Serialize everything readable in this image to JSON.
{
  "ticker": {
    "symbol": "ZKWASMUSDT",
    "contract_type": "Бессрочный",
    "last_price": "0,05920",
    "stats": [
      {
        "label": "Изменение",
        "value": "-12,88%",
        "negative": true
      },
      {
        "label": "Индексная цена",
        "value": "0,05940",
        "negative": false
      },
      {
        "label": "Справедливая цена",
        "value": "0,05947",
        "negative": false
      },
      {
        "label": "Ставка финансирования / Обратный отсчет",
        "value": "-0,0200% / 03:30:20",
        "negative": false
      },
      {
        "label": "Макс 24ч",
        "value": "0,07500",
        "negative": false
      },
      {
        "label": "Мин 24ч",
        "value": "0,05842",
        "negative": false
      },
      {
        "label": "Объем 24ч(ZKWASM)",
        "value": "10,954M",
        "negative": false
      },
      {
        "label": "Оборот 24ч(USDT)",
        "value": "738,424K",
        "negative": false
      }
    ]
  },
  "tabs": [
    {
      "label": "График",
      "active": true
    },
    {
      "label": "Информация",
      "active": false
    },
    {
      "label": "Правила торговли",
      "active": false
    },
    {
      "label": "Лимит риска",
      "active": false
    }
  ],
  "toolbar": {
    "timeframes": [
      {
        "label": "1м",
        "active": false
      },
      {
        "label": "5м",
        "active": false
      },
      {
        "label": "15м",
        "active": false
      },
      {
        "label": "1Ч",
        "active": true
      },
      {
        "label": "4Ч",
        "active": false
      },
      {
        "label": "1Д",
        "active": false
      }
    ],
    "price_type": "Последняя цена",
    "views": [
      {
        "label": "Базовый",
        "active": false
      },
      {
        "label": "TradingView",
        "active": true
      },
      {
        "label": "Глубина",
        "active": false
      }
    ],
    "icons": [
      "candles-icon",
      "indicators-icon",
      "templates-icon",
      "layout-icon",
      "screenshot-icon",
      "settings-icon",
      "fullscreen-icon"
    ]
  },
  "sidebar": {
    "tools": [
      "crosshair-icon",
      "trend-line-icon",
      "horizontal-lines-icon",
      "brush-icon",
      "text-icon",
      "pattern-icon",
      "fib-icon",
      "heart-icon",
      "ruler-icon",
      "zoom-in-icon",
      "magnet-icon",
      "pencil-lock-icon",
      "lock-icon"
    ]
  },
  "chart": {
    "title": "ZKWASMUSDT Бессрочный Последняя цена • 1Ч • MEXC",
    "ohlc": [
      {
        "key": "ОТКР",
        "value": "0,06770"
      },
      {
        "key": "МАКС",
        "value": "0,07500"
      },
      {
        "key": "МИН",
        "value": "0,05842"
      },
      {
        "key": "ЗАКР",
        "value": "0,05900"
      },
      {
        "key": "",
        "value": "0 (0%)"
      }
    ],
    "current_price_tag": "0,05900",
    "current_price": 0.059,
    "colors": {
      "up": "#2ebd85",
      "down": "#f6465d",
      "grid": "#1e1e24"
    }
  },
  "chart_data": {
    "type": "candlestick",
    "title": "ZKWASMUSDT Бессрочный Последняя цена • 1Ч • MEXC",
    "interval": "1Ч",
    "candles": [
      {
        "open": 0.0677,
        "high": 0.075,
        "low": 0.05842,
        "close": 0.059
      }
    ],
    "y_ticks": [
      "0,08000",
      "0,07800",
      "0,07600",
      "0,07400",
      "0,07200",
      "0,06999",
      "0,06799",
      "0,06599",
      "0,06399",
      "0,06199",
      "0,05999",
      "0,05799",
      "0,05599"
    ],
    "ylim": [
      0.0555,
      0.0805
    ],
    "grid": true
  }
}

---+---

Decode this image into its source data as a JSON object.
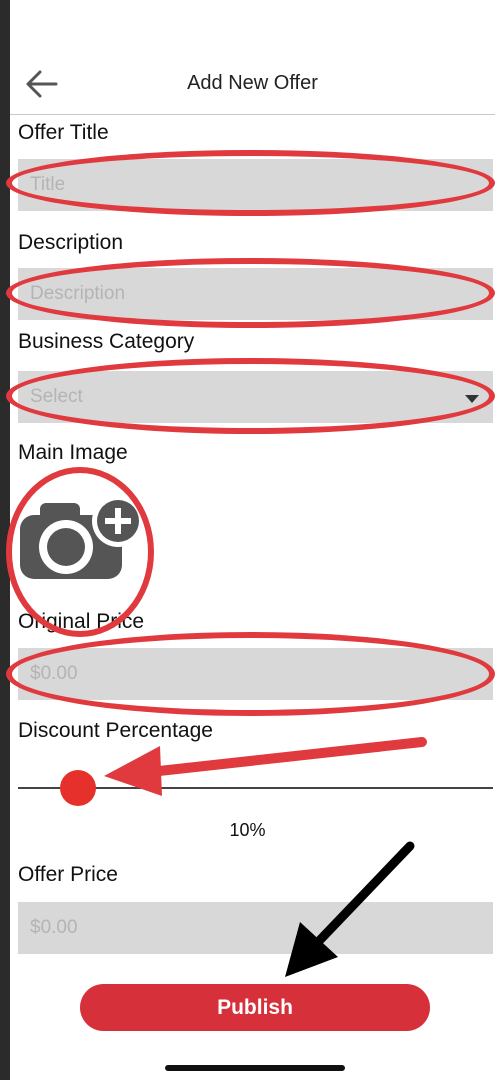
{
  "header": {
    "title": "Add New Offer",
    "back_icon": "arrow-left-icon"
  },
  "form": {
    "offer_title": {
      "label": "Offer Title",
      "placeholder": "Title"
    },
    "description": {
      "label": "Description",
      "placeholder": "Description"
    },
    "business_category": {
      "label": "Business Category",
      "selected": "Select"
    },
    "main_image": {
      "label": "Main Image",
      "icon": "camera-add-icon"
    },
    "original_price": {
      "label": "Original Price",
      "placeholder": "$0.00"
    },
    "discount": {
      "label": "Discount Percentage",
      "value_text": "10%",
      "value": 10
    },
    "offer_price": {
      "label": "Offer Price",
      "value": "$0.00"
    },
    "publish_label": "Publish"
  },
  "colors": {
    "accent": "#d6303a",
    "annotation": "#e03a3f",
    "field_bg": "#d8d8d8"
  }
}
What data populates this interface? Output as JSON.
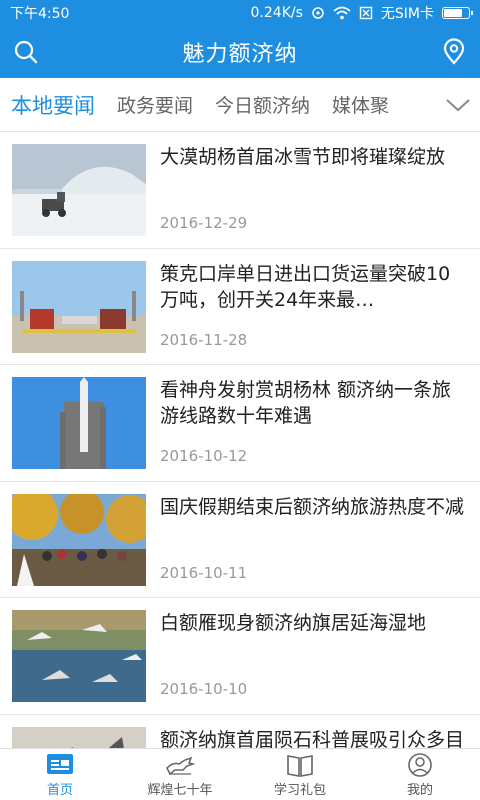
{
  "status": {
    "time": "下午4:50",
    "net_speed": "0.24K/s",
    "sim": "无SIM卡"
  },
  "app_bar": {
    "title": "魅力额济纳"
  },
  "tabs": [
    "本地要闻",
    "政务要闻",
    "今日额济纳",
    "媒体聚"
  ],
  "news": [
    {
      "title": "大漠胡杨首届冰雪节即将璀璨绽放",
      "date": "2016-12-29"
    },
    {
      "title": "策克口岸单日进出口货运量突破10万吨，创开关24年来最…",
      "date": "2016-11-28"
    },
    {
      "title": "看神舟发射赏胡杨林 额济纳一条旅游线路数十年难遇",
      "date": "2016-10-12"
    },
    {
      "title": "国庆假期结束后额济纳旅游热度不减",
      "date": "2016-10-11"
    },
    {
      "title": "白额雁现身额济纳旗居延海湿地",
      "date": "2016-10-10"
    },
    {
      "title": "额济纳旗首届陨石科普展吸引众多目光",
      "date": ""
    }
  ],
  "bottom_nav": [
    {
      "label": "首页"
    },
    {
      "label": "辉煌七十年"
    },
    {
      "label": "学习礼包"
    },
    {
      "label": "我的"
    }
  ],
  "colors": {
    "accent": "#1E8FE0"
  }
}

---+---

TASK TO COMPLETE: Gather, from the listing above, every line carrying the word "this".

WRITTEN ANSWER:
Serialize everything readable in this image to JSON.
Decode this image into its source data as a JSON object.
What data populates this interface? Output as JSON.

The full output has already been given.